DOCUMENT TEXT =>
GST Council & FM: CBIC cannot have the prerogative to cheat the assessee by manipulative interpretation – Part II

India enjoys the dubious distinction of being one of the most litigious country & the ground-reality is that bad that you might not be in a position to get a decision during your lifetime! Despite this, there is no responsibility & accountability in the system. If you find the underlying reason then you will be compelled to conclude that it is all because of the inept & corrupt bureaucracy. All this because the honesty of intention & implementation is missing. First the bureaucracy will insert the loopholes for manipulative interpretation & then be more concerned about you take care of me & I will take care of you rather than the intention of the provisions of the law & strict implementation thereof. Therefore, the Indian bureaucracy carries no trust & respect of the taxpayers & position is still worsening.

DATA PROVIDED =>
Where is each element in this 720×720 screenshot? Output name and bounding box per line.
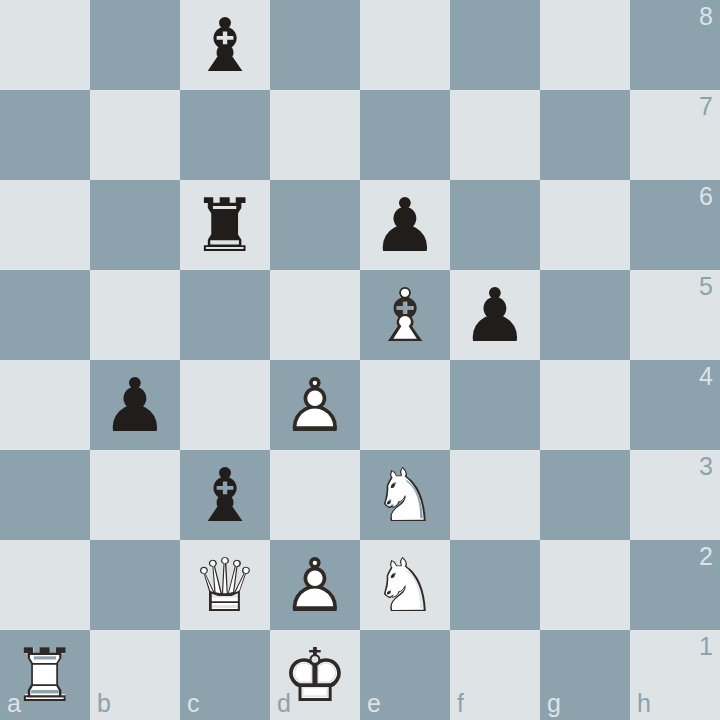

SET EXERCISE 1 => Rewrite the paragraph of the commentary on GST and the CBIC that begins "India enjoys the dubious distinction" as a shorter bulleted list, keeping its main points.
SET EXERCISE 2 => Reproduce the stretch of the commentary on GST and the CBIC from "India enjoys the" through "is still worsening.".
SET EXERCISE 3 =>
Answer these questions from the commentary on GST and the CBIC:
(a) According to the title, what can the CBIC not have the prerogative to do?
(b) Which part of the series is this commentary?
(c) According to the paragraph, what carries no trust and respect of the taxpayers?

EXERCISE RESPONSE 1 =>
- India is one of the most litigious countries, and a decision may not come within a person's lifetime.
- The system has no responsibility or accountability.
- The underlying reason is an inept and corrupt bureaucracy, because honesty of intention and implementation is missing.
- The bureaucracy first inserts loopholes for manipulative interpretation, then cares more about "you take care of me & I will take care of you" than about the law's intention and strict implementation.
- As a result, the Indian bureaucracy has no trust or respect from taxpayers, and the position is still worsening.

EXERCISE RESPONSE 2 =>
India enjoys the dubious distinction of being one of the most litigious country & the ground-reality is that bad that you might not be in a position to get a decision during your lifetime! Despite this, there is no responsibility & accountability in the system. If you find the underlying reason then you will be compelled to conclude that it is all because of the inept & corrupt bureaucracy. All this because the honesty of intention & implementation is missing. First the bureaucracy will insert the loopholes for manipulative interpretation & then be more concerned about you take care of me & I will take care of you rather than the intention of the provisions of the law & strict implementation thereof. Therefore, the Indian bureaucracy carries no trust & respect of the taxpayers & position is still worsening.

EXERCISE RESPONSE 3 =>
(a) Cheat the assessee by manipulative interpretation.
(b) Part II.
(c) The Indian bureaucracy.